• _GIVEN REQUEST_: Can you give all the records again without altering a single character?

── SUPPLIED DATA

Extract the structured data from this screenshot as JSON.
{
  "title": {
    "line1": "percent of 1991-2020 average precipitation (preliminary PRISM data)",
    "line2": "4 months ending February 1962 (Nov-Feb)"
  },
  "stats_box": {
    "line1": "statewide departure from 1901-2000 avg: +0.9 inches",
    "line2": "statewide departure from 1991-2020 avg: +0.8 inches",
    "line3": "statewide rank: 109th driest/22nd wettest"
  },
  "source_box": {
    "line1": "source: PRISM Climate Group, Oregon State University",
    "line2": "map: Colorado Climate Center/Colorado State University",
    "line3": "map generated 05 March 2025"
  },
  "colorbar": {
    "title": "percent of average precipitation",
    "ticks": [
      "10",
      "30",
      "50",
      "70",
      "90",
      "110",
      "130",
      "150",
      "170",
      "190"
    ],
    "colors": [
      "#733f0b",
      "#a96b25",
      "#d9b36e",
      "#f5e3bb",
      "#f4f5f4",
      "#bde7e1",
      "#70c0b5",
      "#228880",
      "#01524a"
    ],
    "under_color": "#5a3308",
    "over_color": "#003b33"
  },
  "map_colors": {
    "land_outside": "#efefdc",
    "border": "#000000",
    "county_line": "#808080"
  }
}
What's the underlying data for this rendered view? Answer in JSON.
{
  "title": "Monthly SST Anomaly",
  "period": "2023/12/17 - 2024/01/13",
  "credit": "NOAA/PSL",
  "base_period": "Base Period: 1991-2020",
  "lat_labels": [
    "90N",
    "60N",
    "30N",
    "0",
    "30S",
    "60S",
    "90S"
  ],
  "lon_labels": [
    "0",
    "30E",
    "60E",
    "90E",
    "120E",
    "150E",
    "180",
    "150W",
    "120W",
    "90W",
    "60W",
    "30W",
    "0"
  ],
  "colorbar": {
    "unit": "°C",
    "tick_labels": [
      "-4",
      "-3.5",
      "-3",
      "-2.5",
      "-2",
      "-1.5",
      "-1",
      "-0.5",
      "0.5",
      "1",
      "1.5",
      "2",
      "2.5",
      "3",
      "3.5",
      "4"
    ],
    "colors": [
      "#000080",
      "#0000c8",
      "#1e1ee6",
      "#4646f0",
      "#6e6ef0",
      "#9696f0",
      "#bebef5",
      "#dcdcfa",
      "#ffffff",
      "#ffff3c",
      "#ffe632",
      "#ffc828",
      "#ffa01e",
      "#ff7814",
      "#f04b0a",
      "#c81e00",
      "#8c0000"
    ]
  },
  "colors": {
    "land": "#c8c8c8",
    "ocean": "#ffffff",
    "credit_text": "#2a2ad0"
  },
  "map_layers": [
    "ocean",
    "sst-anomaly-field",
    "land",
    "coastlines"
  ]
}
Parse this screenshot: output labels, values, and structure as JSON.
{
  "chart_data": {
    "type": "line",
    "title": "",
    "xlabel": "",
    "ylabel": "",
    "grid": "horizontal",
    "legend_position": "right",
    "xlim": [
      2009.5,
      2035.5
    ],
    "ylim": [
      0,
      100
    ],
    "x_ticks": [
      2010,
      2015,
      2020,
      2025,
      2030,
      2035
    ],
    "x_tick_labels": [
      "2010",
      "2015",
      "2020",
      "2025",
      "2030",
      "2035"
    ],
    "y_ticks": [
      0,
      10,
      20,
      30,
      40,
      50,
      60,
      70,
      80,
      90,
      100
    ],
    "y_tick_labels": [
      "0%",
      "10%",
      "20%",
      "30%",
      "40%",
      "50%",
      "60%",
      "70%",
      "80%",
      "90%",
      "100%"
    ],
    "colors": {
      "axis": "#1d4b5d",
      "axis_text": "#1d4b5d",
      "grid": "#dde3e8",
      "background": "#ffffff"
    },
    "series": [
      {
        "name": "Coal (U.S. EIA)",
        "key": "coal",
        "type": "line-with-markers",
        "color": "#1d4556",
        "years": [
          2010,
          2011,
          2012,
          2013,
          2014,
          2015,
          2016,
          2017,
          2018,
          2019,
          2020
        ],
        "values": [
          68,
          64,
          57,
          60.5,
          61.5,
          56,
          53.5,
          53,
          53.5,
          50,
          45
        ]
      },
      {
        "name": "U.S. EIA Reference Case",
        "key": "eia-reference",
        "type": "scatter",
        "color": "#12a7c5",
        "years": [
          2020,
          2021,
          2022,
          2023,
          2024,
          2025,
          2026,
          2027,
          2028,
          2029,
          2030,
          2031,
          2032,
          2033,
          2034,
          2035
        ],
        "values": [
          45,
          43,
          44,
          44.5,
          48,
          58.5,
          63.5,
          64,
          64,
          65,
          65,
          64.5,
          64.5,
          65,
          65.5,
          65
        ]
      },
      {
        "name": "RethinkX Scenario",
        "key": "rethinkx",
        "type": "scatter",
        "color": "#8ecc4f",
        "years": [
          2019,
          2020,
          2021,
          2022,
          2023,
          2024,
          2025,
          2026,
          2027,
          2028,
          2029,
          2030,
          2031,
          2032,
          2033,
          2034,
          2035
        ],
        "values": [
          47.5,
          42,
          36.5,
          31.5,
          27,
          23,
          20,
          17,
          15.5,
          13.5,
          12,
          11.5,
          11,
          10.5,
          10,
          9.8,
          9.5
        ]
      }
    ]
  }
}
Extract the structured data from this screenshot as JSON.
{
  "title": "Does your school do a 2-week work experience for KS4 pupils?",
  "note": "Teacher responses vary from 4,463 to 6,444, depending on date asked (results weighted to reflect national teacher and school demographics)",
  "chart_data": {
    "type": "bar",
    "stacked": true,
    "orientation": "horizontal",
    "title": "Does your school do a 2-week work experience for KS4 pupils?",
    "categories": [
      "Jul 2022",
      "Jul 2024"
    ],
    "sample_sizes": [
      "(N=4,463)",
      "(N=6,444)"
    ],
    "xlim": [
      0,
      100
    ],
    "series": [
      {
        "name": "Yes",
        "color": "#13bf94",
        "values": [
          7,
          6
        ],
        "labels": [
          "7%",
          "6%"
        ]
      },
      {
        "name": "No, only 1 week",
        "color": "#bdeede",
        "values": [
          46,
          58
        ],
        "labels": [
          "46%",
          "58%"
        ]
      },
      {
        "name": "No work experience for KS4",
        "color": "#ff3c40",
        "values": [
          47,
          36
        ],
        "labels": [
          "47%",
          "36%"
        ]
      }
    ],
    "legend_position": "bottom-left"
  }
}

────

• _REPLY_:
Extract the structured data from this screenshot as JSON.
{
  "title": {
    "line1": "percent of 1991-2020 average precipitation (preliminary PRISM data)",
    "line2": "4 months ending February 1962 (Nov-Feb)"
  },
  "stats_box": {
    "line1": "statewide departure from 1901-2000 avg: +0.9 inches",
    "line2": "statewide departure from 1991-2020 avg: +0.8 inches",
    "line3": "statewide rank: 109th driest/22nd wettest"
  },
  "source_box": {
    "line1": "source: PRISM Climate Group, Oregon State University",
    "line2": "map: Colorado Climate Center/Colorado State University",
    "line3": "map generated 05 March 2025"
  },
  "colorbar": {
    "title": "percent of average precipitation",
    "ticks": [
      "10",
      "30",
      "50",
      "70",
      "90",
      "110",
      "130",
      "150",
      "170",
      "190"
    ],
    "colors": [
      "#733f0b",
      "#a96b25",
      "#d9b36e",
      "#f5e3bb",
      "#f4f5f4",
      "#bde7e1",
      "#70c0b5",
      "#228880",
      "#01524a"
    ],
    "under_color": "#5a3308",
    "over_color": "#003b33"
  },
  "map_colors": {
    "land_outside": "#efefdc",
    "border": "#000000",
    "county_line": "#808080"
  }
}
What's the underlying data for this rendered view? Answer in JSON.
{
  "title": "Monthly SST Anomaly",
  "period": "2023/12/17 - 2024/01/13",
  "credit": "NOAA/PSL",
  "base_period": "Base Period: 1991-2020",
  "lat_labels": [
    "90N",
    "60N",
    "30N",
    "0",
    "30S",
    "60S",
    "90S"
  ],
  "lon_labels": [
    "0",
    "30E",
    "60E",
    "90E",
    "120E",
    "150E",
    "180",
    "150W",
    "120W",
    "90W",
    "60W",
    "30W",
    "0"
  ],
  "colorbar": {
    "unit": "°C",
    "tick_labels": [
      "-4",
      "-3.5",
      "-3",
      "-2.5",
      "-2",
      "-1.5",
      "-1",
      "-0.5",
      "0.5",
      "1",
      "1.5",
      "2",
      "2.5",
      "3",
      "3.5",
      "4"
    ],
    "colors": [
      "#000080",
      "#0000c8",
      "#1e1ee6",
      "#4646f0",
      "#6e6ef0",
      "#9696f0",
      "#bebef5",
      "#dcdcfa",
      "#ffffff",
      "#ffff3c",
      "#ffe632",
      "#ffc828",
      "#ffa01e",
      "#ff7814",
      "#f04b0a",
      "#c81e00",
      "#8c0000"
    ]
  },
  "colors": {
    "land": "#c8c8c8",
    "ocean": "#ffffff",
    "credit_text": "#2a2ad0"
  },
  "map_layers": [
    "ocean",
    "sst-anomaly-field",
    "land",
    "coastlines"
  ]
}
Parse this screenshot: output labels, values, and structure as JSON.
{
  "chart_data": {
    "type": "line",
    "title": "",
    "xlabel": "",
    "ylabel": "",
    "grid": "horizontal",
    "legend_position": "right",
    "xlim": [
      2009.5,
      2035.5
    ],
    "ylim": [
      0,
      100
    ],
    "x_ticks": [
      2010,
      2015,
      2020,
      2025,
      2030,
      2035
    ],
    "x_tick_labels": [
      "2010",
      "2015",
      "2020",
      "2025",
      "2030",
      "2035"
    ],
    "y_ticks": [
      0,
      10,
      20,
      30,
      40,
      50,
      60,
      70,
      80,
      90,
      100
    ],
    "y_tick_labels": [
      "0%",
      "10%",
      "20%",
      "30%",
      "40%",
      "50%",
      "60%",
      "70%",
      "80%",
      "90%",
      "100%"
    ],
    "colors": {
      "axis": "#1d4b5d",
      "axis_text": "#1d4b5d",
      "grid": "#dde3e8",
      "background": "#ffffff"
    },
    "series": [
      {
        "name": "Coal (U.S. EIA)",
        "key": "coal",
        "type": "line-with-markers",
        "color": "#1d4556",
        "years": [
          2010,
          2011,
          2012,
          2013,
          2014,
          2015,
          2016,
          2017,
          2018,
          2019,
          2020
        ],
        "values": [
          68,
          64,
          57,
          60.5,
          61.5,
          56,
          53.5,
          53,
          53.5,
          50,
          45
        ]
      },
      {
        "name": "U.S. EIA Reference Case",
        "key": "eia-reference",
        "type": "scatter",
        "color": "#12a7c5",
        "years": [
          2020,
          2021,
          2022,
          2023,
          2024,
          2025,
          2026,
          2027,
          2028,
          2029,
          2030,
          2031,
          2032,
          2033,
          2034,
          2035
        ],
        "values": [
          45,
          43,
          44,
          44.5,
          48,
          58.5,
          63.5,
          64,
          64,
          65,
          65,
          64.5,
          64.5,
          65,
          65.5,
          65
        ]
      },
      {
        "name": "RethinkX Scenario",
        "key": "rethinkx",
        "type": "scatter",
        "color": "#8ecc4f",
        "years": [
          2019,
          2020,
          2021,
          2022,
          2023,
          2024,
          2025,
          2026,
          2027,
          2028,
          2029,
          2030,
          2031,
          2032,
          2033,
          2034,
          2035
        ],
        "values": [
          47.5,
          42,
          36.5,
          31.5,
          27,
          23,
          20,
          17,
          15.5,
          13.5,
          12,
          11.5,
          11,
          10.5,
          10,
          9.8,
          9.5
        ]
      }
    ]
  }
}
Extract the structured data from this screenshot as JSON.
{
  "title": "Does your school do a 2-week work experience for KS4 pupils?",
  "note": "Teacher responses vary from 4,463 to 6,444, depending on date asked (results weighted to reflect national teacher and school demographics)",
  "chart_data": {
    "type": "bar",
    "stacked": true,
    "orientation": "horizontal",
    "title": "Does your school do a 2-week work experience for KS4 pupils?",
    "categories": [
      "Jul 2022",
      "Jul 2024"
    ],
    "sample_sizes": [
      "(N=4,463)",
      "(N=6,444)"
    ],
    "xlim": [
      0,
      100
    ],
    "series": [
      {
        "name": "Yes",
        "color": "#13bf94",
        "values": [
          7,
          6
        ],
        "labels": [
          "7%",
          "6%"
        ]
      },
      {
        "name": "No, only 1 week",
        "color": "#bdeede",
        "values": [
          46,
          58
        ],
        "labels": [
          "46%",
          "58%"
        ]
      },
      {
        "name": "No work experience for KS4",
        "color": "#ff3c40",
        "values": [
          47,
          36
        ],
        "labels": [
          "47%",
          "36%"
        ]
      }
    ],
    "legend_position": "bottom-left"
  }
}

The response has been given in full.